▸ Objective: Scan the data below. Pull out each line where "rates" occurs.

▸ Records shown:
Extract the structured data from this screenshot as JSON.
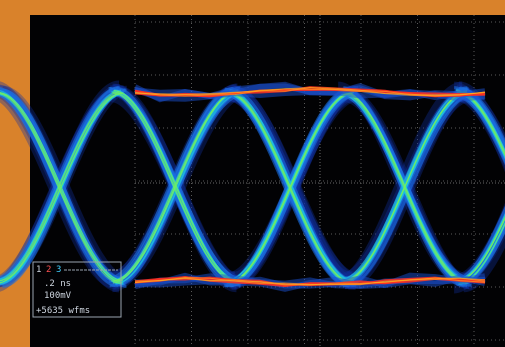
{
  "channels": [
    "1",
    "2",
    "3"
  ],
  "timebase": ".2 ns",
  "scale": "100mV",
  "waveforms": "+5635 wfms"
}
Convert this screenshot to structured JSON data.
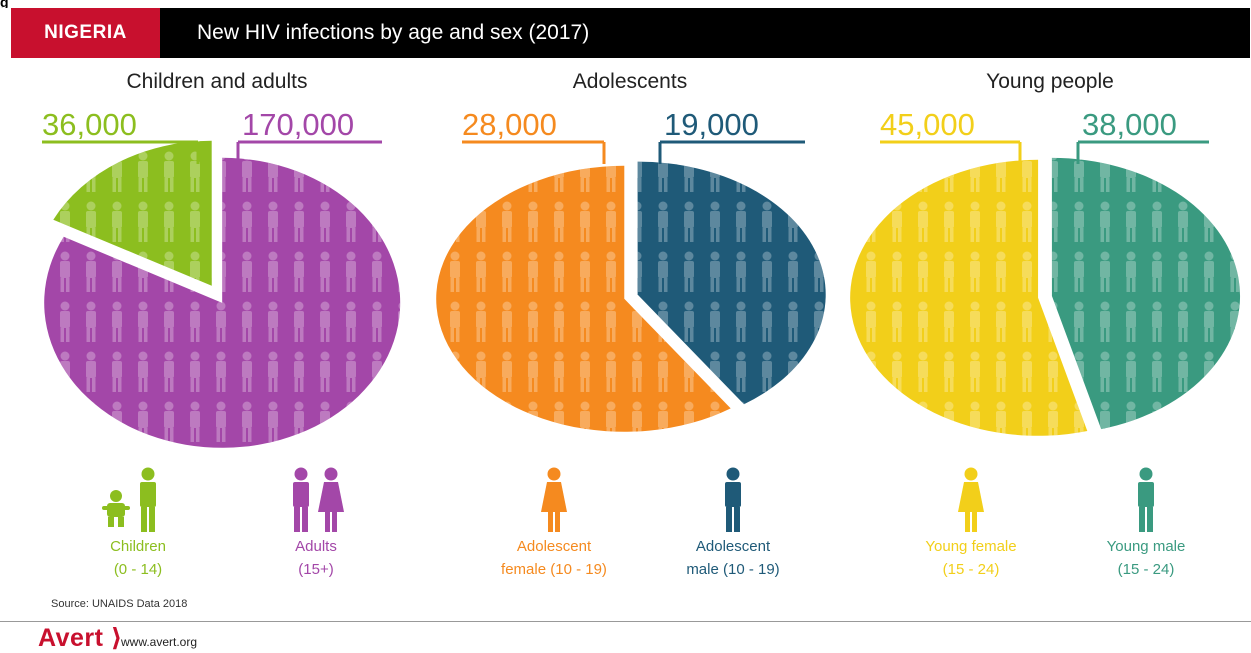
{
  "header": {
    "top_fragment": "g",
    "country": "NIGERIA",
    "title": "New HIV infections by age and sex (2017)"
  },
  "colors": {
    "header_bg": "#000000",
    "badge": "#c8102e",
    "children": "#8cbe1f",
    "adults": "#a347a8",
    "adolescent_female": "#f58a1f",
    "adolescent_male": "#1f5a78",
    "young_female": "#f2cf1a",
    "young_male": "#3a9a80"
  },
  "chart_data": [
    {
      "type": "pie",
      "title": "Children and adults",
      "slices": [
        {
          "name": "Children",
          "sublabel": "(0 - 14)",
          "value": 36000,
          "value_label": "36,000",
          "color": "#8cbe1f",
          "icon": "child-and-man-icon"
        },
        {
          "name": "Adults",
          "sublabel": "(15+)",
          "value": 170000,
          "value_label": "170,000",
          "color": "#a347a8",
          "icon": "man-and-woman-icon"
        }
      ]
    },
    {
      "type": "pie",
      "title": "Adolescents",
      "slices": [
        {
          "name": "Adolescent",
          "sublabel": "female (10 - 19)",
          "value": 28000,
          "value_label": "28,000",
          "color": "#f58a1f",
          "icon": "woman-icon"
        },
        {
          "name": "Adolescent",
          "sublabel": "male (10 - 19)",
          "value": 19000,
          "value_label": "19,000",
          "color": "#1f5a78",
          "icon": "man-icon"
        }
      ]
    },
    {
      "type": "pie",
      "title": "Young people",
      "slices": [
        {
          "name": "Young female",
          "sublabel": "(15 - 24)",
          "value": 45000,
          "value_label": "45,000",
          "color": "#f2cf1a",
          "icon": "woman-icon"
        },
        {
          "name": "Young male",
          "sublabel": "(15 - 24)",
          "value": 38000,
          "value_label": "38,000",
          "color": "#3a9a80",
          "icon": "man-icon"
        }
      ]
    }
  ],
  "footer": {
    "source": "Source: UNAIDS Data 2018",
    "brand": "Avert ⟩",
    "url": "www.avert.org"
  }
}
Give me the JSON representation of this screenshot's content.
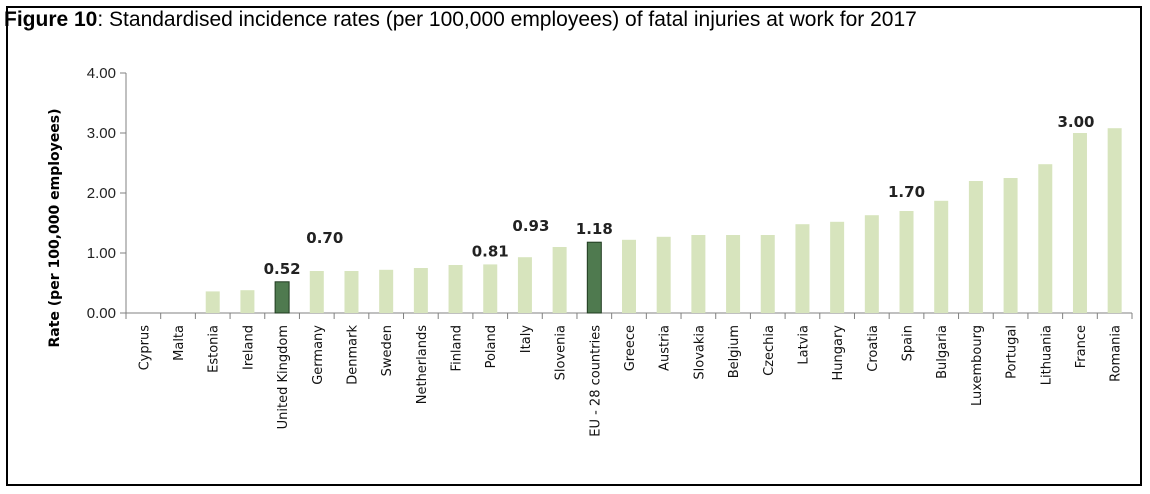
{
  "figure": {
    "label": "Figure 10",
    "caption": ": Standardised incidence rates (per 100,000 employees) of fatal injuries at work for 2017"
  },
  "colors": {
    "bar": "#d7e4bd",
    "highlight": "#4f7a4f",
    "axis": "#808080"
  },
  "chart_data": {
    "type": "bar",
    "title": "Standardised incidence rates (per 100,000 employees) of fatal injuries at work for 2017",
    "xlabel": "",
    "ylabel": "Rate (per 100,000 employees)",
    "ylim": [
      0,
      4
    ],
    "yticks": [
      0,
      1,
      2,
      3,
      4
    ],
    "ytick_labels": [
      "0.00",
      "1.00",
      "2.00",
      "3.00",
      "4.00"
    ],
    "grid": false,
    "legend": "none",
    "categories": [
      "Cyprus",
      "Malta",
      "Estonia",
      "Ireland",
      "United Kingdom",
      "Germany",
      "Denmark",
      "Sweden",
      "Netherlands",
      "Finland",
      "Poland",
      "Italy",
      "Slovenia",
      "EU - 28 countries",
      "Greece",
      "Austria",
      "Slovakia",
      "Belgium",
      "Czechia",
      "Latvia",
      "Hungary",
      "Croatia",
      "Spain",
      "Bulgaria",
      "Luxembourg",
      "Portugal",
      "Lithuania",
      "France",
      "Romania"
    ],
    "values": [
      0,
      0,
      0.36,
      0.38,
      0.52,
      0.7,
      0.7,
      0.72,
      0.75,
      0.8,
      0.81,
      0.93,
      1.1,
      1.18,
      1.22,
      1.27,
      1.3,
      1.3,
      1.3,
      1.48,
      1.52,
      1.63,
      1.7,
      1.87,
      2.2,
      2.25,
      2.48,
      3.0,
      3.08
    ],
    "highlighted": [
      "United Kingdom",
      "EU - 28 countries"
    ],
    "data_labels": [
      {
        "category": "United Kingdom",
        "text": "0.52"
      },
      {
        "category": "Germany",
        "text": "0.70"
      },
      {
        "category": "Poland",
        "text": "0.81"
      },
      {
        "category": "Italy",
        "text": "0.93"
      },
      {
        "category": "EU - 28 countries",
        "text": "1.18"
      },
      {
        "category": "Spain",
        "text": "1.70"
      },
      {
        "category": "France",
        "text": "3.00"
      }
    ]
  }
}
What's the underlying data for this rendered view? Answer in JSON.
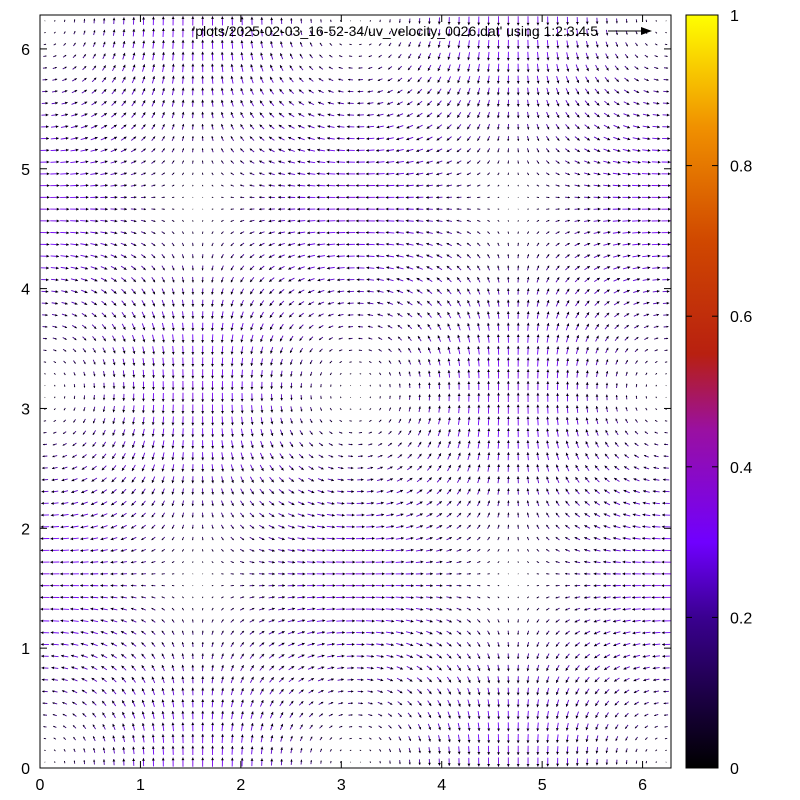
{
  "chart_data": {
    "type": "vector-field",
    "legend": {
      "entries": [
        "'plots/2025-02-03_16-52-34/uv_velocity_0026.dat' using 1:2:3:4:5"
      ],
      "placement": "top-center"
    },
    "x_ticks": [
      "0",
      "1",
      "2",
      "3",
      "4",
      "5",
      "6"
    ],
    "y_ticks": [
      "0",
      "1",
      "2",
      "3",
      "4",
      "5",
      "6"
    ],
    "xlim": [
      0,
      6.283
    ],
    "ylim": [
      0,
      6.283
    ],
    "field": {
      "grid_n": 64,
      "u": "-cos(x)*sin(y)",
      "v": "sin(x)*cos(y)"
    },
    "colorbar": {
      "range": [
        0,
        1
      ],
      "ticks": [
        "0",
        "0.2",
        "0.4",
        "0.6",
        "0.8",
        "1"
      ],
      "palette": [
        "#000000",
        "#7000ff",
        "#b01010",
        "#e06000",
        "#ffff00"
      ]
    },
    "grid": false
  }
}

▸ Complete response:
    "caption": ": Standardised incidence rates (per 100,000 employees) of fatal injuries at work for 2017"
    "title": "Standardised incidence rates (per 100,000 employees) of fatal injuries at work for 2017",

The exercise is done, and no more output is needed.